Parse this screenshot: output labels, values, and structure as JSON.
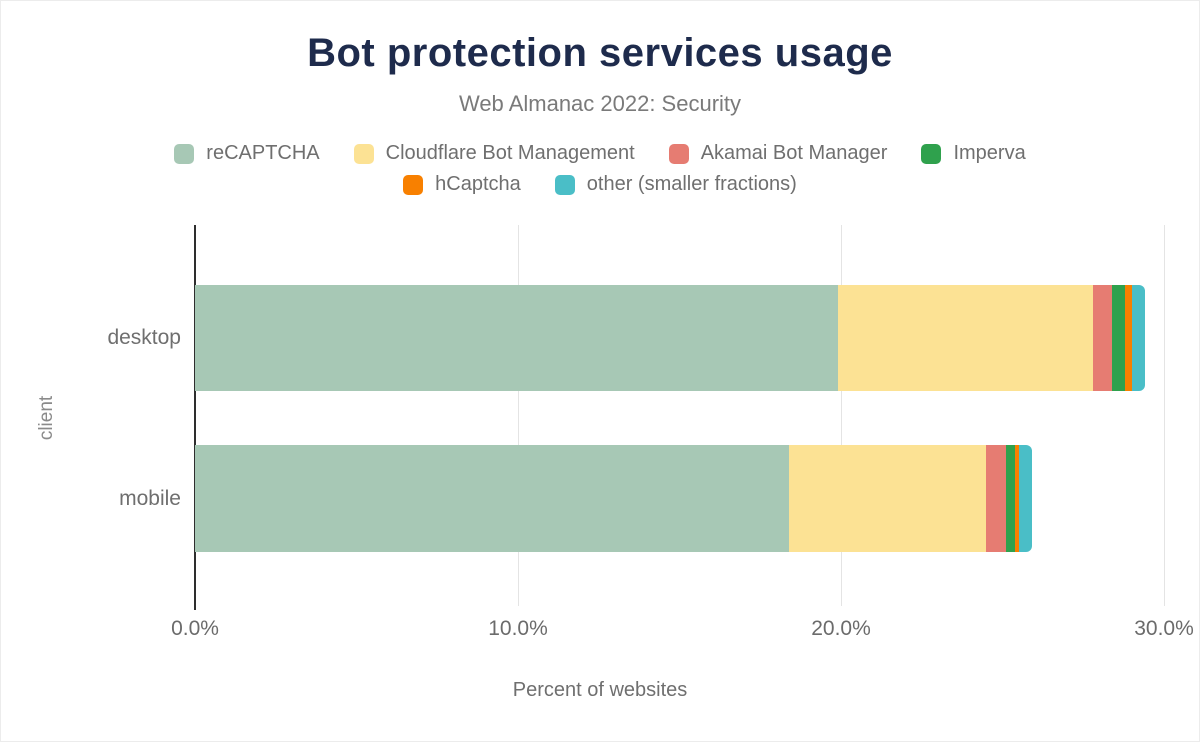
{
  "title": "Bot protection services usage",
  "subtitle": "Web Almanac 2022: Security",
  "chart_data": {
    "type": "bar",
    "orientation": "horizontal",
    "stacked": true,
    "title": "Bot protection services usage",
    "subtitle": "Web Almanac 2022: Security",
    "categories": [
      "desktop",
      "mobile"
    ],
    "series": [
      {
        "name": "reCAPTCHA",
        "color": "#a7c8b5",
        "values": [
          19.9,
          18.4
        ],
        "labels": [
          "19.9%",
          "18.4%"
        ]
      },
      {
        "name": "Cloudflare Bot Management",
        "color": "#fce294",
        "values": [
          7.9,
          6.1
        ],
        "labels": [
          "7.9%",
          "6.1%"
        ]
      },
      {
        "name": "Akamai Bot Manager",
        "color": "#e67c72",
        "values": [
          0.6,
          0.6
        ],
        "labels": [
          "",
          ""
        ]
      },
      {
        "name": "Imperva",
        "color": "#2fa14d",
        "values": [
          0.4,
          0.3
        ],
        "labels": [
          "",
          ""
        ]
      },
      {
        "name": "hCaptcha",
        "color": "#f88000",
        "values": [
          0.2,
          0.1
        ],
        "labels": [
          "",
          ""
        ]
      },
      {
        "name": "other (smaller fractions)",
        "color": "#4abec7",
        "values": [
          0.4,
          0.4
        ],
        "labels": [
          "",
          ""
        ]
      }
    ],
    "totals": [
      29.4,
      25.9
    ],
    "xlabel": "Percent of websites",
    "ylabel": "client",
    "x_ticks": [
      "0.0%",
      "10.0%",
      "20.0%",
      "30.0%"
    ],
    "x_tick_values": [
      0,
      10,
      20,
      30
    ],
    "xlim": [
      0,
      30
    ],
    "grid": true,
    "legend_position": "top",
    "legend_rows": [
      [
        0,
        1,
        2,
        3
      ],
      [
        4,
        5
      ]
    ]
  },
  "style": {
    "title_color": "#1e2b4c",
    "subtitle_color": "#7a7a7a",
    "axis_text_color": "#6b6b6b",
    "gridline_color": "#e4e4e4",
    "axis_line_color": "#2e2e2e",
    "value_label_color": "#000000"
  }
}
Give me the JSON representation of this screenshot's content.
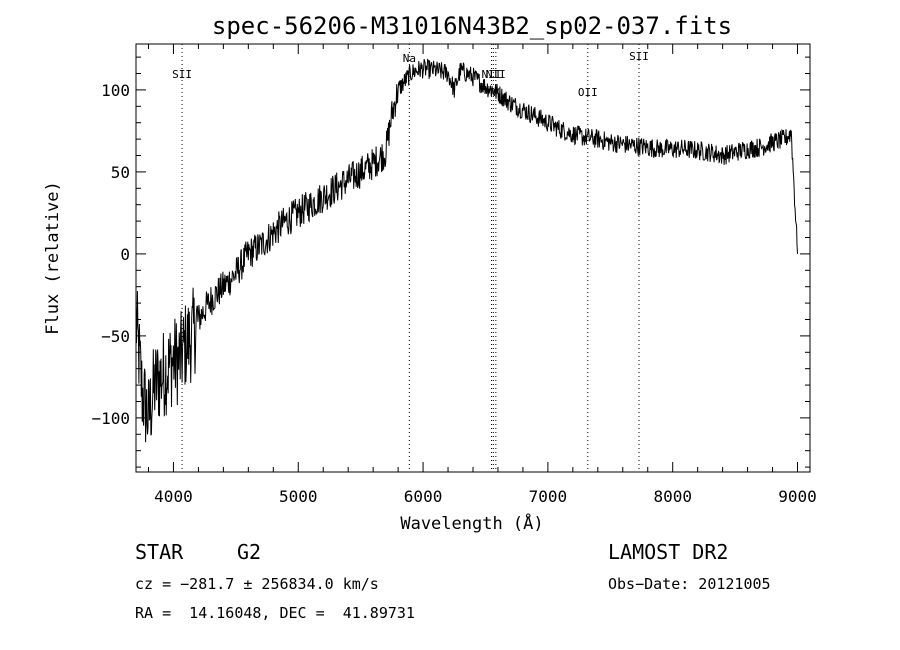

__Written instruction__
Each line above that includes "screenshot" counts once; state the total and nothing more.

__Answer for this exercise__
2